• **Problem requirements**
Take the data that follows and retype it word for word.

[START Information shown]

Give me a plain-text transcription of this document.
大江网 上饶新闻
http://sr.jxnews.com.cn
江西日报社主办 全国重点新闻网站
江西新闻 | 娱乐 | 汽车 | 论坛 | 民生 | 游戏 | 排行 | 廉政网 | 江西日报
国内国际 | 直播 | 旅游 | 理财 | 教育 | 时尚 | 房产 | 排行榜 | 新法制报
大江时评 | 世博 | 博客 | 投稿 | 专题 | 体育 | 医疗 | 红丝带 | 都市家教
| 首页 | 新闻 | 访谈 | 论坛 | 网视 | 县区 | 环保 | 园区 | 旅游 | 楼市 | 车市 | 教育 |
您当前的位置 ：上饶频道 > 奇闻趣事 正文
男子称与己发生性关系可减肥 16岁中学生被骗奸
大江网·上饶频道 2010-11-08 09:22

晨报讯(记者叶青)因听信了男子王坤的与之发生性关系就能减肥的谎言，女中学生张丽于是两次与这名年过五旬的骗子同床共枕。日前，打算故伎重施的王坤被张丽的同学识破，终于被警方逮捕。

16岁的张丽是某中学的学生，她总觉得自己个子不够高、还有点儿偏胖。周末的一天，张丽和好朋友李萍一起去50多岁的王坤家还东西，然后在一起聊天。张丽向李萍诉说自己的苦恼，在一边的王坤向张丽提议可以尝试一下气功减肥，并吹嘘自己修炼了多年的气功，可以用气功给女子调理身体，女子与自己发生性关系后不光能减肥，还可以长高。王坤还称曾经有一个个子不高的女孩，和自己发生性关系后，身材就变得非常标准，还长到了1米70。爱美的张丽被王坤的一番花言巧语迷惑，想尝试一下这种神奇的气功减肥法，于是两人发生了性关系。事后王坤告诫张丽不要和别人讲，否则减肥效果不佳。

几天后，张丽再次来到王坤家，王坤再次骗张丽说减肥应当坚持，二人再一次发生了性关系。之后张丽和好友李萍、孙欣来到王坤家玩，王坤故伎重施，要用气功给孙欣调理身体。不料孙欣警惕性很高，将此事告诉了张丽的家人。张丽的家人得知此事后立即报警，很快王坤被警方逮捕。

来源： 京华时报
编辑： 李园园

[END Information shown]

• **Solution for this exercise**
Give me a plain-text transcription of this document.
大江网 上饶新闻
http://sr.jxnews.com.cn
江西日报社主办 全国重点新闻网站
江西新闻 | 娱乐 | 汽车 | 论坛 | 民生 | 游戏 | 排行 | 廉政网 | 江西日报
国内国际 | 直播 | 旅游 | 理财 | 教育 | 时尚 | 房产 | 排行榜 | 新法制报
大江时评 | 世博 | 博客 | 投稿 | 专题 | 体育 | 医疗 | 红丝带 | 都市家教
| 首页 | 新闻 | 访谈 | 论坛 | 网视 | 县区 | 环保 | 园区 | 旅游 | 楼市 | 车市 | 教育 |
您当前的位置 ：上饶频道 > 奇闻趣事 正文
男子称与己发生性关系可减肥 16岁中学生被骗奸
大江网·上饶频道 2010-11-08 09:22

晨报讯(记者叶青)因听信了男子王坤的与之发生性关系就能减肥的谎言，女中学生张丽于是两次与这名年过五旬的骗子同床共枕。日前，打算故伎重施的王坤被张丽的同学识破，终于被警方逮捕。

16岁的张丽是某中学的学生，她总觉得自己个子不够高、还有点儿偏胖。周末的一天，张丽和好朋友李萍一起去50多岁的王坤家还东西，然后在一起聊天。张丽向李萍诉说自己的苦恼，在一边的王坤向张丽提议可以尝试一下气功减肥，并吹嘘自己修炼了多年的气功，可以用气功给女子调理身体，女子与自己发生性关系后不光能减肥，还可以长高。王坤还称曾经有一个个子不高的女孩，和自己发生性关系后，身材就变得非常标准，还长到了1米70。爱美的张丽被王坤的一番花言巧语迷惑，想尝试一下这种神奇的气功减肥法，于是两人发生了性关系。事后王坤告诫张丽不要和别人讲，否则减肥效果不佳。

几天后，张丽再次来到王坤家，王坤再次骗张丽说减肥应当坚持，二人再一次发生了性关系。之后张丽和好友李萍、孙欣来到王坤家玩，王坤故伎重施，要用气功给孙欣调理身体。不料孙欣警惕性很高，将此事告诉了张丽的家人。张丽的家人得知此事后立即报警，很快王坤被警方逮捕。

来源： 京华时报
编辑： 李园园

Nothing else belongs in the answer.